Data records
........
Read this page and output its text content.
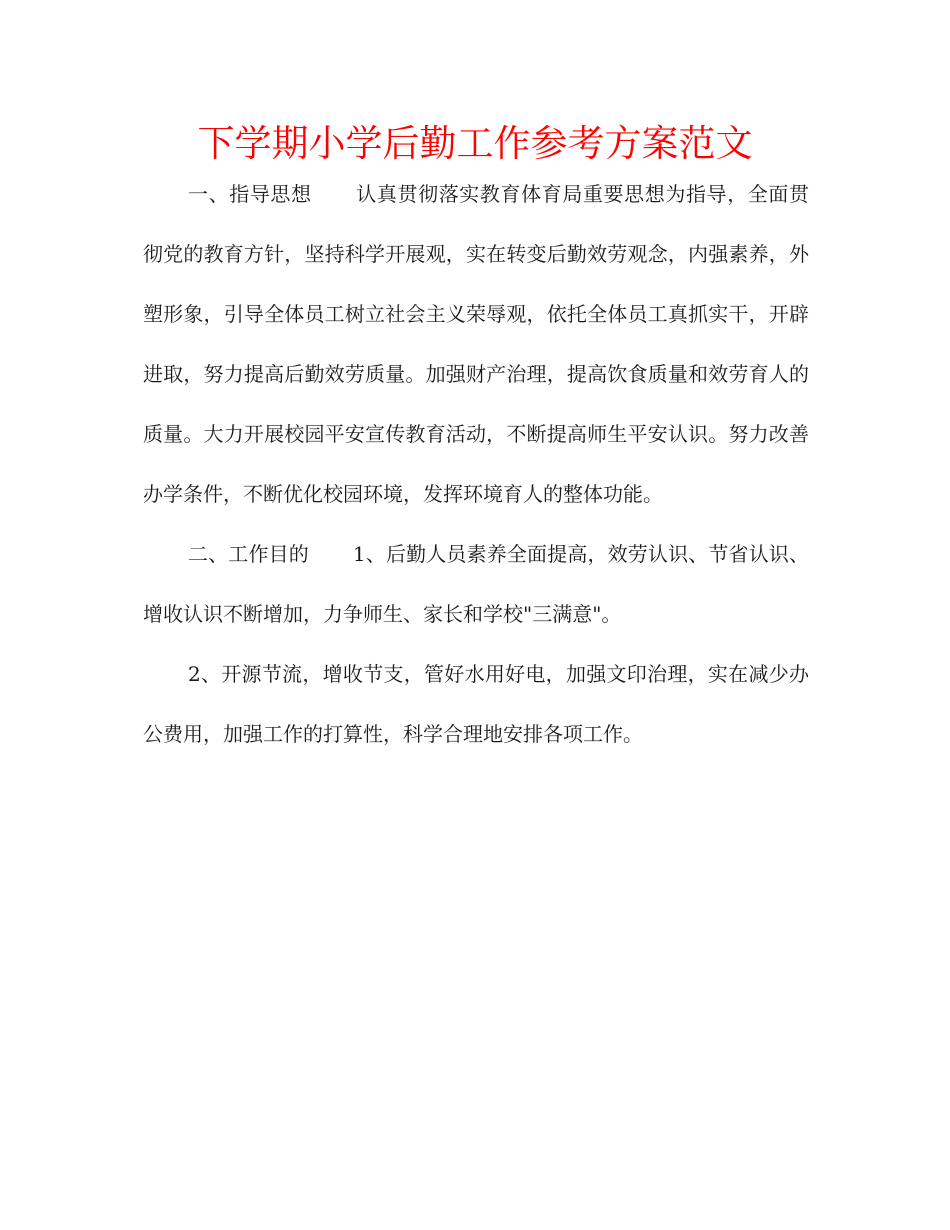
下学期小学后勤工作参考方案范文

一、指导思想 认真贯彻落实教育体育局重要思想为指导，全面贯彻党的教育方针，坚持科学开展观，实在转变后勤效劳观念，内强素养，外塑形象，引导全体员工树立社会主义荣辱观，依托全体员工真抓实干，开辟进取，努力提高后勤效劳质量。加强财产治理，提高饮食质量和效劳育人的质量。大力开展校园平安宣传教育活动，不断提高师生平安认识。努力改善办学条件，不断优化校园环境，发挥环境育人的整体功能。

二、工作目的 1、后勤人员素养全面提高，效劳认识、节省认识、增收认识不断增加，力争师生、家长和学校"三满意"。

2、开源节流，增收节支，管好水用好电，加强文印治理，实在减少办公费用，加强工作的打算性，科学合理地安排各项工作。
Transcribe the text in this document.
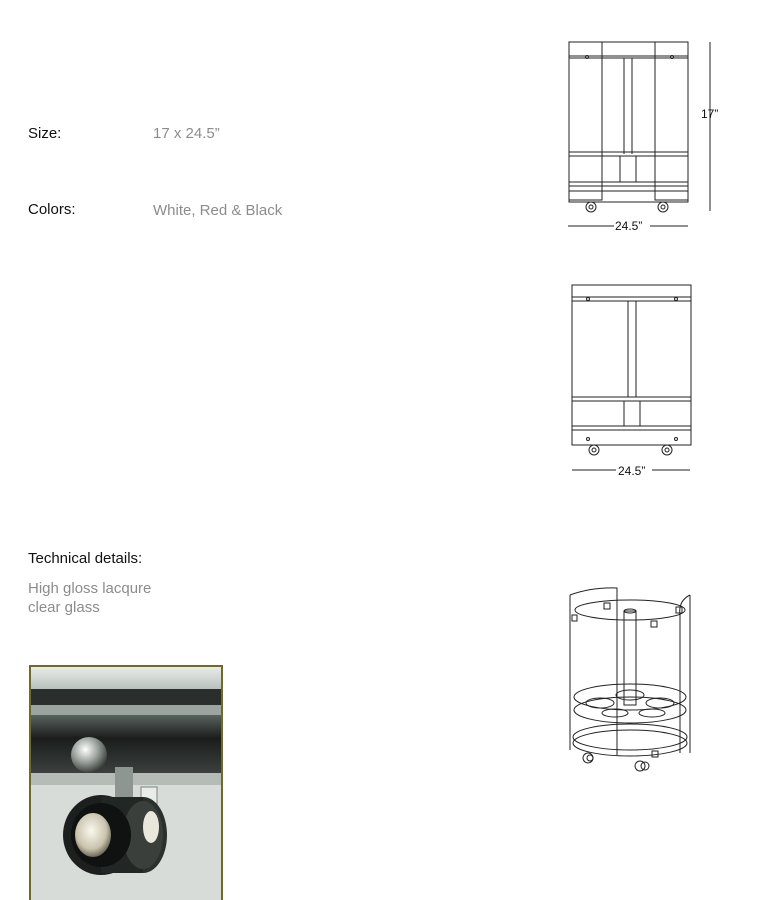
Size:	17 x 24.5”
Colors:	White, Red & Black
Technical details:
High gloss lacqure
clear glass
17”
24.5”
24.5”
........
▶ Aim: Strip out the images, then output the records above word for word.

▶ Final result:
Read this page and output its text content.
下学期小学后勤工作参考方案范文

一、指导思想 认真贯彻落实教育体育局重要思想为指导，全面贯彻党的教育方针，坚持科学开展观，实在转变后勤效劳观念，内强素养，外塑形象，引导全体员工树立社会主义荣辱观，依托全体员工真抓实干，开辟进取，努力提高后勤效劳质量。加强财产治理，提高饮食质量和效劳育人的质量。大力开展校园平安宣传教育活动，不断提高师生平安认识。努力改善办学条件，不断优化校园环境，发挥环境育人的整体功能。

二、工作目的 1、后勤人员素养全面提高，效劳认识、节省认识、增收认识不断增加，力争师生、家长和学校"三满意"。

2、开源节流，增收节支，管好水用好电，加强文印治理，实在减少办公费用，加强工作的打算性，科学合理地安排各项工作。
Transcribe the text in this document.
Size:	17 x 24.5”
Colors:	White, Red & Black
Technical details:
High gloss lacqure
clear glass
17”
24.5”
24.5”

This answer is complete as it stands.